> _MATERIALS PROVIDED_:
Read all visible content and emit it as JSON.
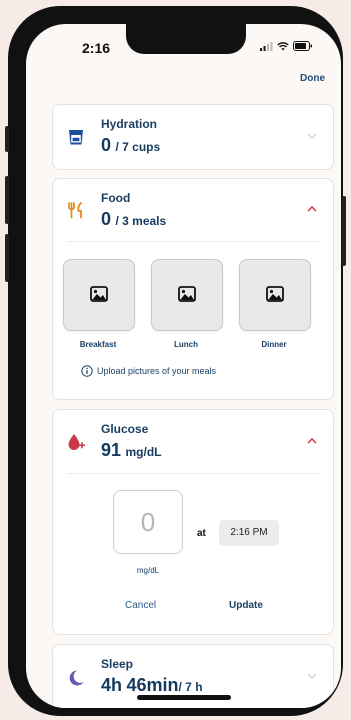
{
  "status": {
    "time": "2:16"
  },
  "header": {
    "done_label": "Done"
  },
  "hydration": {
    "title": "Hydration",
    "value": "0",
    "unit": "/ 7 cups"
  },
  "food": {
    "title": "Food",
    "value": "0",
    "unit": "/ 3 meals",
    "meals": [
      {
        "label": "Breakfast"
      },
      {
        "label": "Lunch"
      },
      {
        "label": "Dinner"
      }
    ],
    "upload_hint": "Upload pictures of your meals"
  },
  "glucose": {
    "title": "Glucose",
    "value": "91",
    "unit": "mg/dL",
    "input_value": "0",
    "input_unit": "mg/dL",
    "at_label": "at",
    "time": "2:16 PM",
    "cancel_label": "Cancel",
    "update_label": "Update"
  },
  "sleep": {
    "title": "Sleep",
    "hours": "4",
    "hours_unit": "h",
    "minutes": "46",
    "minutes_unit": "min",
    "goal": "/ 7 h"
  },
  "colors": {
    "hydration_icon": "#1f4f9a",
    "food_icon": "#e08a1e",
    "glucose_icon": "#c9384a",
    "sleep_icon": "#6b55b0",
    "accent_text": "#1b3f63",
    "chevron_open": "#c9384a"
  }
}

--

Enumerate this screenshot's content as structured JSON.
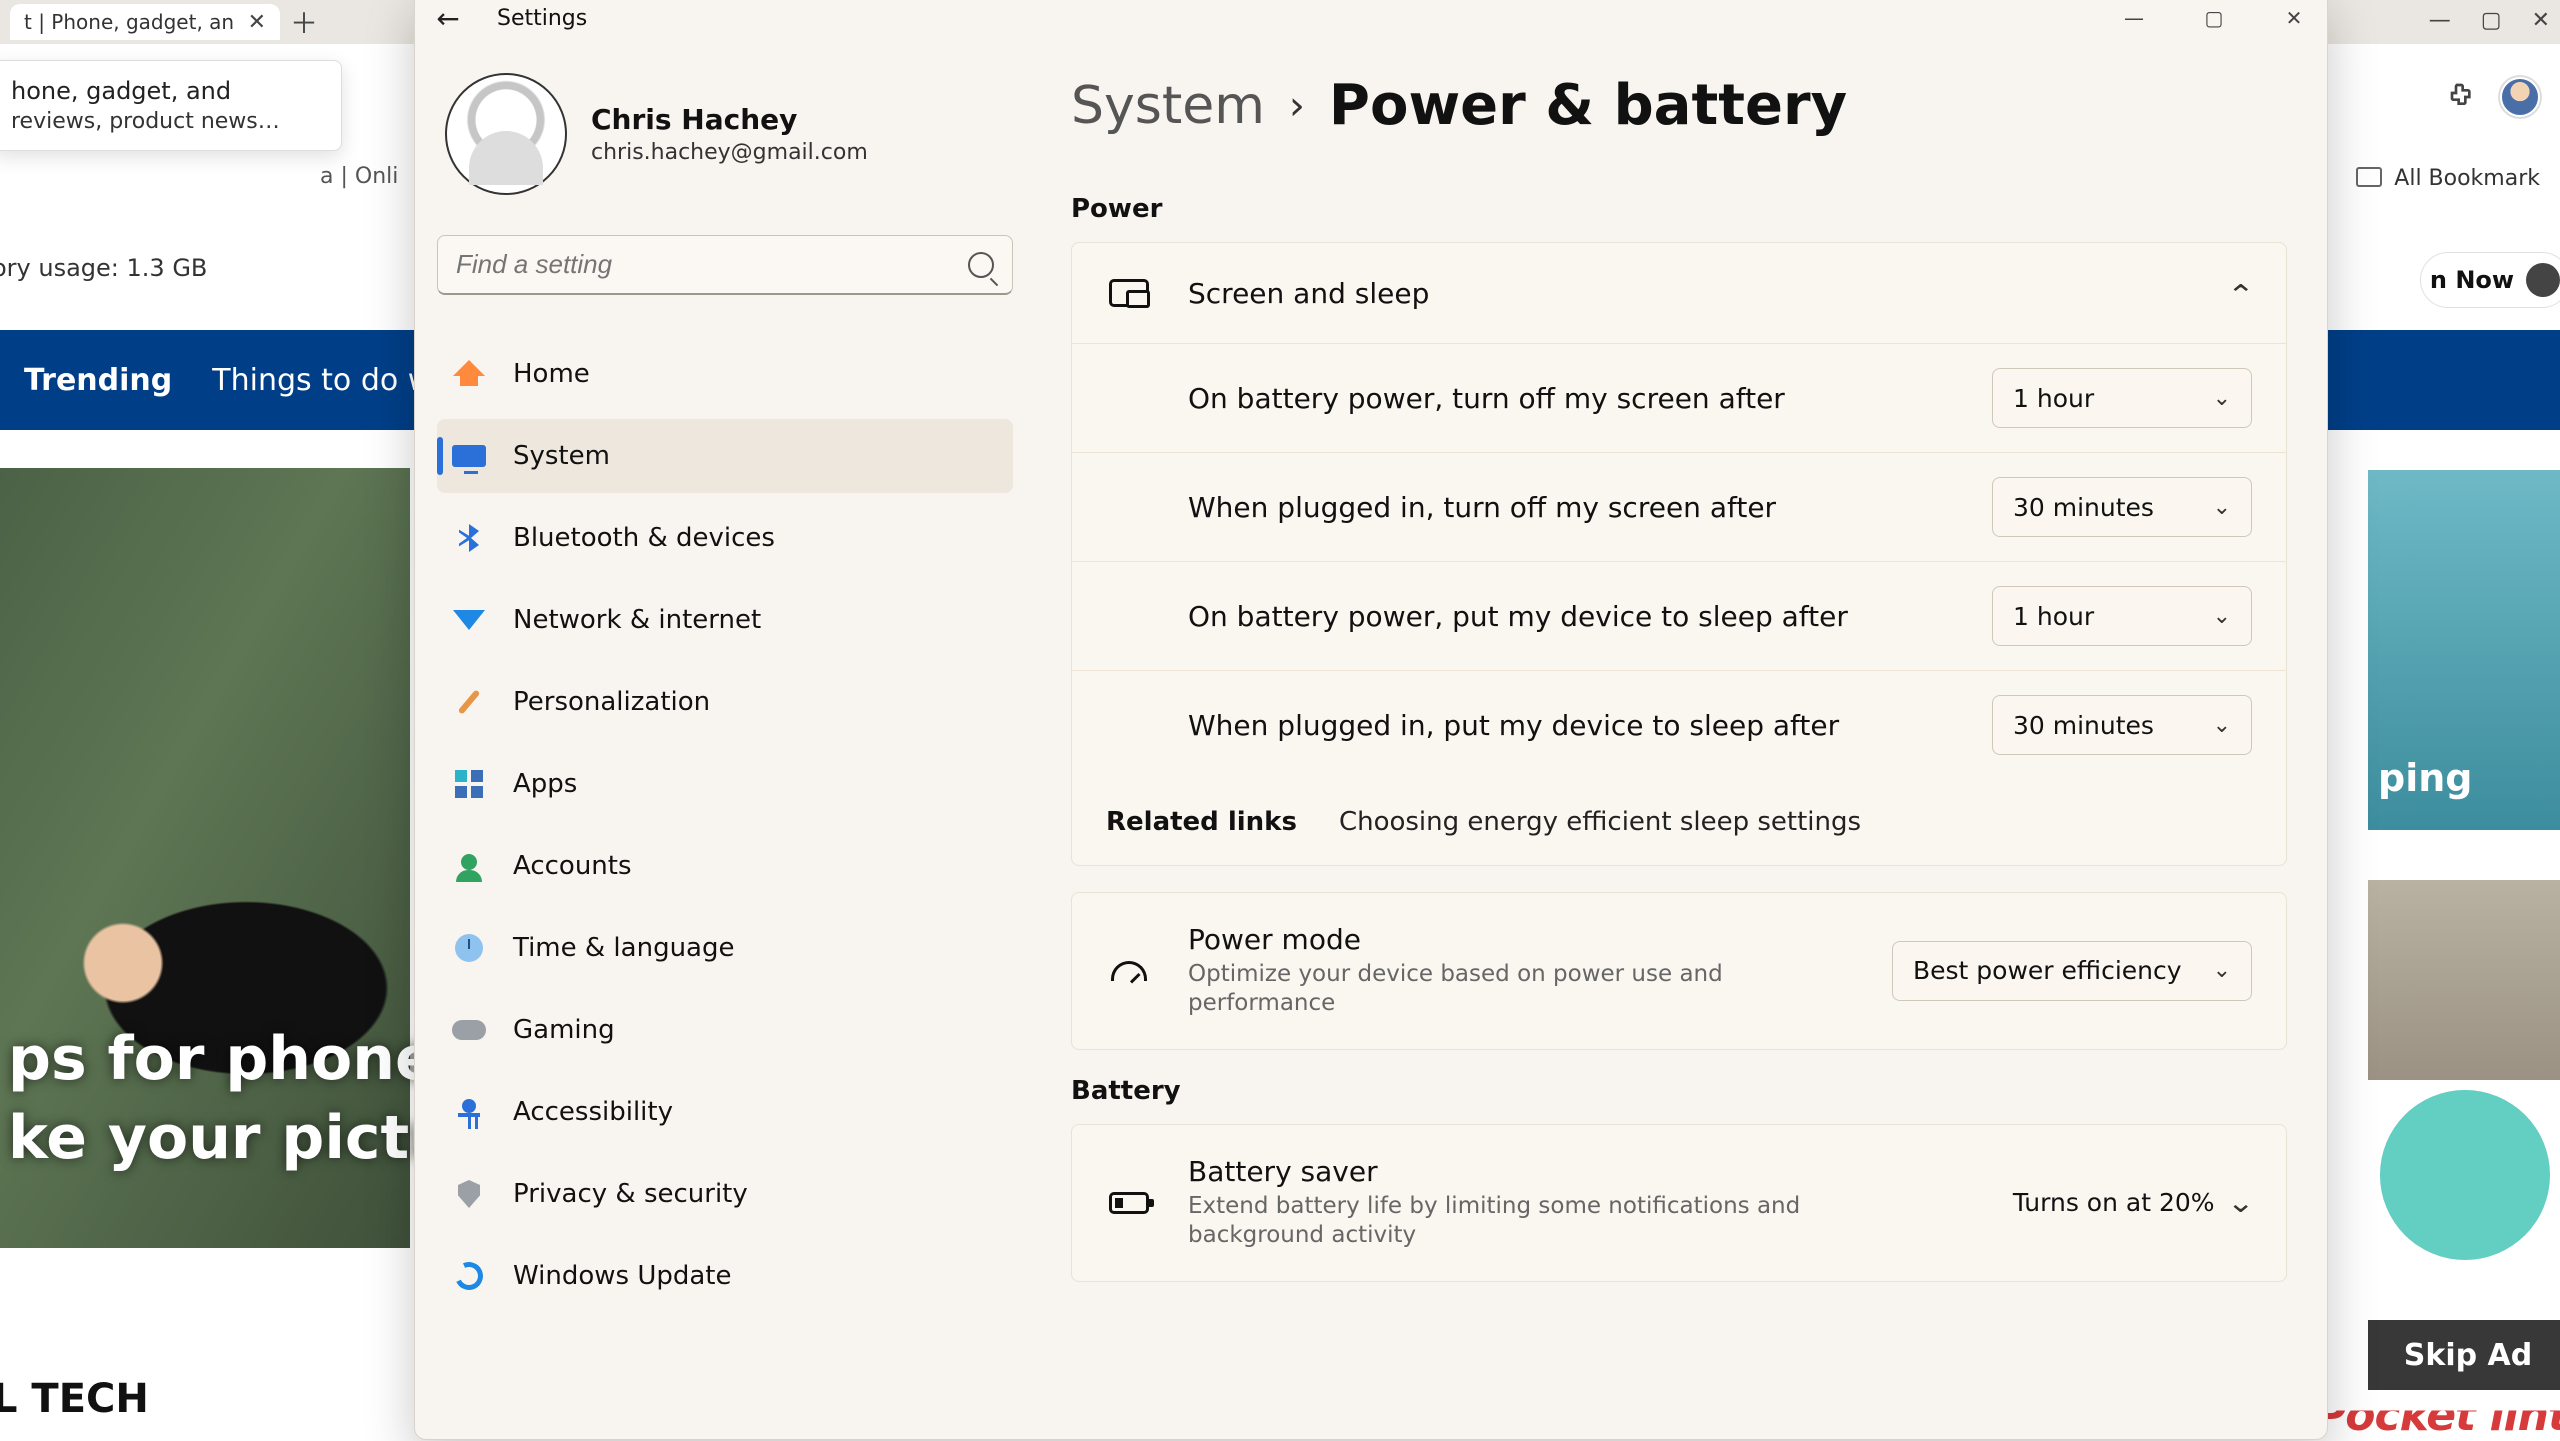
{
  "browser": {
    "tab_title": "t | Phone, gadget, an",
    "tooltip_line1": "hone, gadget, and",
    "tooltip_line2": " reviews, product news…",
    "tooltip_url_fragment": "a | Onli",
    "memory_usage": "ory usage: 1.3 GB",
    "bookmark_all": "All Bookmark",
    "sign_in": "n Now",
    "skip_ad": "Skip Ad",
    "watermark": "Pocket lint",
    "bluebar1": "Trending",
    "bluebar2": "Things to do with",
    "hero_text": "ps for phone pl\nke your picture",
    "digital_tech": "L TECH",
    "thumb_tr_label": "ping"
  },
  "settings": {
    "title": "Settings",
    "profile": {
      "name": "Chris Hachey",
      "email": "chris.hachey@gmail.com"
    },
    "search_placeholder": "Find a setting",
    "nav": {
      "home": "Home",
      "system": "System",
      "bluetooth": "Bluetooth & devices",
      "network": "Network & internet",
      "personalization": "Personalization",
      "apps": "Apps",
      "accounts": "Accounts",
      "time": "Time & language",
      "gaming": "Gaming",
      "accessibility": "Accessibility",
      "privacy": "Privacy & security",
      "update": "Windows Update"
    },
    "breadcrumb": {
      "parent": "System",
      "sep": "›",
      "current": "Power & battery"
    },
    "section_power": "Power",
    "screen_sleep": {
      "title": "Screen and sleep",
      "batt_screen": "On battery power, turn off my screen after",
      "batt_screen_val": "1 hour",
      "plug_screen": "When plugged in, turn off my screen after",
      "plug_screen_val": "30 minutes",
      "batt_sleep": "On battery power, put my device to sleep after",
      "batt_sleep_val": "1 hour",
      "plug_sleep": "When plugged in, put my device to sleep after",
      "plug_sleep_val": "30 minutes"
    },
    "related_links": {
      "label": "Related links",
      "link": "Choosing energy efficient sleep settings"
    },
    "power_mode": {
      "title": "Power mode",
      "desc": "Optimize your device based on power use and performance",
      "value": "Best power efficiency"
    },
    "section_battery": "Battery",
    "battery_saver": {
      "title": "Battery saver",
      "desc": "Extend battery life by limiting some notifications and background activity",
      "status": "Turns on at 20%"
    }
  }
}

---

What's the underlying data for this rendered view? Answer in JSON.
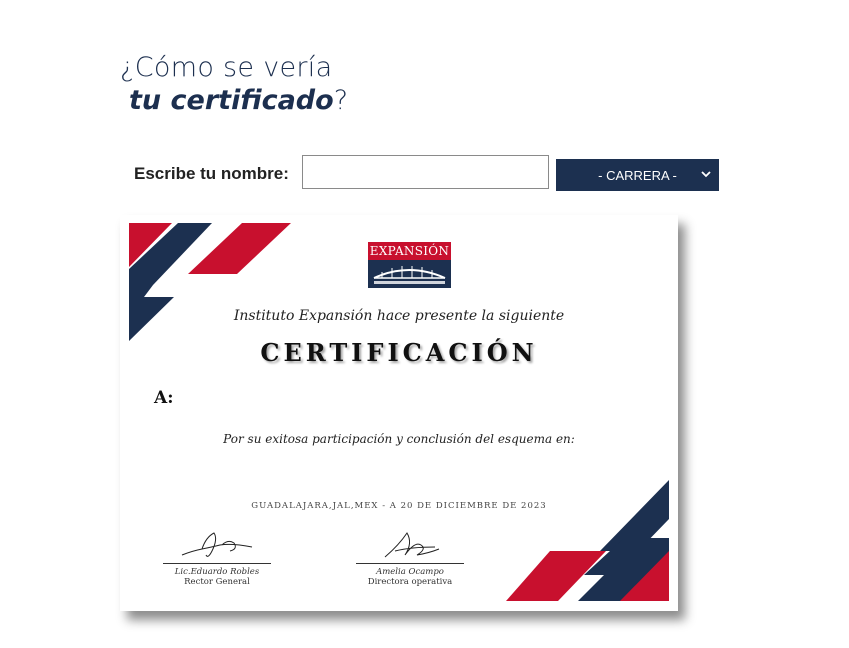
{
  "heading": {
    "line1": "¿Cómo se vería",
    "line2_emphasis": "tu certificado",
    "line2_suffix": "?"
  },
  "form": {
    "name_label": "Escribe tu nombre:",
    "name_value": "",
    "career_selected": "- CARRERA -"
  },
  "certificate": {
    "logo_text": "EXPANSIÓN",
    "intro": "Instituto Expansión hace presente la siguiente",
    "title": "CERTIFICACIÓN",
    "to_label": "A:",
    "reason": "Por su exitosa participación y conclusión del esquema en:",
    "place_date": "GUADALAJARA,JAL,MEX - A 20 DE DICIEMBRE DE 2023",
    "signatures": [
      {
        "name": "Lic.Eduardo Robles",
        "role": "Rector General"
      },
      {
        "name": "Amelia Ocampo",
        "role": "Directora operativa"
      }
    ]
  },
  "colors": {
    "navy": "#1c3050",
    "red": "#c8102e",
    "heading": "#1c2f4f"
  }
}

> _TASK DETAILS_: From the listing above, collect each line in which the string "plugged" appears.

> _SOLUTION TO THE PROBLEM_:
      "plug_screen": "When plugged in, turn off my screen after",
      "plug_sleep": "When plugged in, put my device to sleep after",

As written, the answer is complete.